Task to carry out: Output all of the data below exactly as given.
** START Supplied data **
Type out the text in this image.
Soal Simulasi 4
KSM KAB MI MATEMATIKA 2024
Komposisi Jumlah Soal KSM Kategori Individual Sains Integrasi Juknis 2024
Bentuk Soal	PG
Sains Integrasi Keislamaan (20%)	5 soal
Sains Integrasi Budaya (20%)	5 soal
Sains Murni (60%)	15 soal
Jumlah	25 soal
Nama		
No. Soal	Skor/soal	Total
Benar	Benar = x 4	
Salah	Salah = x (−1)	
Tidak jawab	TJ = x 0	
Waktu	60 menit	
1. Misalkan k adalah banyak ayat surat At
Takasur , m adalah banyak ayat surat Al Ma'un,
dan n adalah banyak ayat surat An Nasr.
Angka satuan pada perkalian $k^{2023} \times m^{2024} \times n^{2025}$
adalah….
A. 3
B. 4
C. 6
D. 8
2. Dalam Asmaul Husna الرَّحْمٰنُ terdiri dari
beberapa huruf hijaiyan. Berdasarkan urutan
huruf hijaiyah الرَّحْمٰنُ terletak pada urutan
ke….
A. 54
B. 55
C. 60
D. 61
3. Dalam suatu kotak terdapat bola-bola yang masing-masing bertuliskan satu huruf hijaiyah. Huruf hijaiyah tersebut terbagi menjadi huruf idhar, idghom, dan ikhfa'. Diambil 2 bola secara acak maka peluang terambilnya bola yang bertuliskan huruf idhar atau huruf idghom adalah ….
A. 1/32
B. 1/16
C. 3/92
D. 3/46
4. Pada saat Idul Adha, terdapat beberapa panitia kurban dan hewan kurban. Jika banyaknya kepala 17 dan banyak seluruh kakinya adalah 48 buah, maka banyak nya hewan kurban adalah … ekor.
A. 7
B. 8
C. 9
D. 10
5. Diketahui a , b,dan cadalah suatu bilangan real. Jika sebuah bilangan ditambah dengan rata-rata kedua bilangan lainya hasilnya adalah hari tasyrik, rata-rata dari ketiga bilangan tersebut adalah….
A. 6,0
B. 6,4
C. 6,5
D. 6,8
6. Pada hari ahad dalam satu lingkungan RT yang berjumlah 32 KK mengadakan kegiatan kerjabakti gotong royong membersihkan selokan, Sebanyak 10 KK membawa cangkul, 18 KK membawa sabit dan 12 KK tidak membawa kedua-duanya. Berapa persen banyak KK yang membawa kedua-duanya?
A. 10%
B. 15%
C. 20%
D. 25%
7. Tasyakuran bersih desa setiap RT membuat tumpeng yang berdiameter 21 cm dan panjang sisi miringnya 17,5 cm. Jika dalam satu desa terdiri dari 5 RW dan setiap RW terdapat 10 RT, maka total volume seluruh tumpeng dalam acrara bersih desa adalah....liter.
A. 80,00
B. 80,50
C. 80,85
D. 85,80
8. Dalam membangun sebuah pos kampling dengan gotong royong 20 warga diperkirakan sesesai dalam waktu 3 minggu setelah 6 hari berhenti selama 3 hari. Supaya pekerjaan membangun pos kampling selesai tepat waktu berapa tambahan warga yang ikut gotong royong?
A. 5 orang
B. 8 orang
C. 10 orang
** END Supplied data **
Reply:
Type out the text in this image.
Soal Simulasi 4
KSM KAB MI MATEMATIKA 2024
Komposisi Jumlah Soal KSM Kategori Individual Sains Integrasi Juknis 2024
Bentuk Soal	PG
Sains Integrasi Keislamaan (20%)	5 soal
Sains Integrasi Budaya (20%)	5 soal
Sains Murni (60%)	15 soal
Jumlah	25 soal
Nama		
No. Soal	Skor/soal	Total
Benar	Benar = x 4	
Salah	Salah = x (−1)	
Tidak jawab	TJ = x 0	
Waktu	60 menit	
1. Misalkan k adalah banyak ayat surat At
Takasur , m adalah banyak ayat surat Al Ma'un,
dan n adalah banyak ayat surat An Nasr.
Angka satuan pada perkalian $k^{2023} \times m^{2024} \times n^{2025}$
adalah….
A. 3
B. 4
C. 6
D. 8
2. Dalam Asmaul Husna الرَّحْمٰنُ terdiri dari
beberapa huruf hijaiyan. Berdasarkan urutan
huruf hijaiyah الرَّحْمٰنُ terletak pada urutan
ke….
A. 54
B. 55
C. 60
D. 61
3. Dalam suatu kotak terdapat bola-bola yang masing-masing bertuliskan satu huruf hijaiyah. Huruf hijaiyah tersebut terbagi menjadi huruf idhar, idghom, dan ikhfa'. Diambil 2 bola secara acak maka peluang terambilnya bola yang bertuliskan huruf idhar atau huruf idghom adalah ….
A. 1/32
B. 1/16
C. 3/92
D. 3/46
4. Pada saat Idul Adha, terdapat beberapa panitia kurban dan hewan kurban. Jika banyaknya kepala 17 dan banyak seluruh kakinya adalah 48 buah, maka banyak nya hewan kurban adalah … ekor.
A. 7
B. 8
C. 9
D. 10
5. Diketahui a , b,dan cadalah suatu bilangan real. Jika sebuah bilangan ditambah dengan rata-rata kedua bilangan lainya hasilnya adalah hari tasyrik, rata-rata dari ketiga bilangan tersebut adalah….
A. 6,0
B. 6,4
C. 6,5
D. 6,8
6. Pada hari ahad dalam satu lingkungan RT yang berjumlah 32 KK mengadakan kegiatan kerjabakti gotong royong membersihkan selokan, Sebanyak 10 KK membawa cangkul, 18 KK membawa sabit dan 12 KK tidak membawa kedua-duanya. Berapa persen banyak KK yang membawa kedua-duanya?
A. 10%
B. 15%
C. 20%
D. 25%
7. Tasyakuran bersih desa setiap RT membuat tumpeng yang berdiameter 21 cm dan panjang sisi miringnya 17,5 cm. Jika dalam satu desa terdiri dari 5 RW dan setiap RW terdapat 10 RT, maka total volume seluruh tumpeng dalam acrara bersih desa adalah....liter.
A. 80,00
B. 80,50
C. 80,85
D. 85,80
8. Dalam membangun sebuah pos kampling dengan gotong royong 20 warga diperkirakan sesesai dalam waktu 3 minggu setelah 6 hari berhenti selama 3 hari. Supaya pekerjaan membangun pos kampling selesai tepat waktu berapa tambahan warga yang ikut gotong royong?
A. 5 orang
B. 8 orang
C. 10 orang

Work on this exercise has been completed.